● Direction
Select the lines below containing the word "несоответствии".

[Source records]

_ _ _ _ _ _ _

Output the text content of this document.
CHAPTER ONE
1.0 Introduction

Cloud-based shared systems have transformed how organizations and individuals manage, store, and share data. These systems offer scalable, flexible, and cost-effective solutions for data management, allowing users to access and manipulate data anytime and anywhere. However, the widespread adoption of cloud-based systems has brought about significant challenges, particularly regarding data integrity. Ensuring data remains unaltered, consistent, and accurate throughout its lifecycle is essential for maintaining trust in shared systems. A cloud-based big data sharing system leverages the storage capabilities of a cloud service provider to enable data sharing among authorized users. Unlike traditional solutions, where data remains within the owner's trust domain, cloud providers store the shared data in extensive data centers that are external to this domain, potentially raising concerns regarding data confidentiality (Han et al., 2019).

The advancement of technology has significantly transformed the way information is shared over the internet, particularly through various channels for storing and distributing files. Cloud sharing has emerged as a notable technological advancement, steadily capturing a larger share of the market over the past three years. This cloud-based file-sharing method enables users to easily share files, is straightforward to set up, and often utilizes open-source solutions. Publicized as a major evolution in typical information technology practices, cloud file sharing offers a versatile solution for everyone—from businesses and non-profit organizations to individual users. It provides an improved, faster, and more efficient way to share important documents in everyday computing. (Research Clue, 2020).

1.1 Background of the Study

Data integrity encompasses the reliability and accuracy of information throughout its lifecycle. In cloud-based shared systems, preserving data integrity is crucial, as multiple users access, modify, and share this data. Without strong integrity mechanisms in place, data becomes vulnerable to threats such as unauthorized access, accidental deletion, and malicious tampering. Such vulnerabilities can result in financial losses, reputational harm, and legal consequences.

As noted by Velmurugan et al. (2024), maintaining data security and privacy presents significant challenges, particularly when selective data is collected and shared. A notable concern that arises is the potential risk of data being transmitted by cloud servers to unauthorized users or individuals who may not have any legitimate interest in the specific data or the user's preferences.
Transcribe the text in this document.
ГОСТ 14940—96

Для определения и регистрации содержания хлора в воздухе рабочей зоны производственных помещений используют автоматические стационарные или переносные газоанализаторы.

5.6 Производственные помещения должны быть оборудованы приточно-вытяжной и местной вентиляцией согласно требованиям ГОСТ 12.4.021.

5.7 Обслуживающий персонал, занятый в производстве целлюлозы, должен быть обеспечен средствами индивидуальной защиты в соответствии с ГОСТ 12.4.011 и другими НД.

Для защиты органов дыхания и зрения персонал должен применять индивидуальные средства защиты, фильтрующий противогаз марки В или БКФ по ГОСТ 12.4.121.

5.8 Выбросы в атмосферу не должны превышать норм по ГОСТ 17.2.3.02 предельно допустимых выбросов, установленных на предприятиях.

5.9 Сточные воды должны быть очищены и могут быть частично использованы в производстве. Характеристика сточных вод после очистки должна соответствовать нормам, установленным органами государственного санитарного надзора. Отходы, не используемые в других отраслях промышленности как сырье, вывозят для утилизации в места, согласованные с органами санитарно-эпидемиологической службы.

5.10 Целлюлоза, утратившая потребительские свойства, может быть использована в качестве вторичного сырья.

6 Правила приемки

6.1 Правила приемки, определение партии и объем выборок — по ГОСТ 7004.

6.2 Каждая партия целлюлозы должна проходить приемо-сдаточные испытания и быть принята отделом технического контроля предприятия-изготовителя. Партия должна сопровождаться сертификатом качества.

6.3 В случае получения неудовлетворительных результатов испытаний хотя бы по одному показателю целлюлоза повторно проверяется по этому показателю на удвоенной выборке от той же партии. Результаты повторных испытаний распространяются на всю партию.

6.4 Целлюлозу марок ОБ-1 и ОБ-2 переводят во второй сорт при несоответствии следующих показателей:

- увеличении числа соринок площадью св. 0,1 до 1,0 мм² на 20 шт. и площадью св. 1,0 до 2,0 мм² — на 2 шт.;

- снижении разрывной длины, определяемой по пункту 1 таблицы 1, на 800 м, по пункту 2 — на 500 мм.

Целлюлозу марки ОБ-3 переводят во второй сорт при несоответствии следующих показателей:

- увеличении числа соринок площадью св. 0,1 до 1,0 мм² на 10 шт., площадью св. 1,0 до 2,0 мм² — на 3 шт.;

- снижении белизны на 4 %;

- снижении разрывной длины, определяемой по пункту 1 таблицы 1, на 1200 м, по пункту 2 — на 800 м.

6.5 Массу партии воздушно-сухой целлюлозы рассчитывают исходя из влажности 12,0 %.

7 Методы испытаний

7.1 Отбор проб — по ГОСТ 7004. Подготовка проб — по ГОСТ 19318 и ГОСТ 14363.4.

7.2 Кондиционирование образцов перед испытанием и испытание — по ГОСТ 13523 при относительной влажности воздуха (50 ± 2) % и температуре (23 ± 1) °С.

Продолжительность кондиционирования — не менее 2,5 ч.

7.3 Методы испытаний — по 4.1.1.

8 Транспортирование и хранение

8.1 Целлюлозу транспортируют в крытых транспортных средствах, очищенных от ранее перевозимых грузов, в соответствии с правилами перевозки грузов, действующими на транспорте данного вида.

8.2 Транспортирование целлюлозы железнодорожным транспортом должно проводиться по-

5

_ _ _ _ _ _ _

● Answer for this exercise
6.4 Целлюлозу марок ОБ-1 и ОБ-2 переводят во второй сорт при несоответствии следующих показателей:
Целлюлозу марки ОБ-3 переводят во второй сорт при несоответствии следующих показателей:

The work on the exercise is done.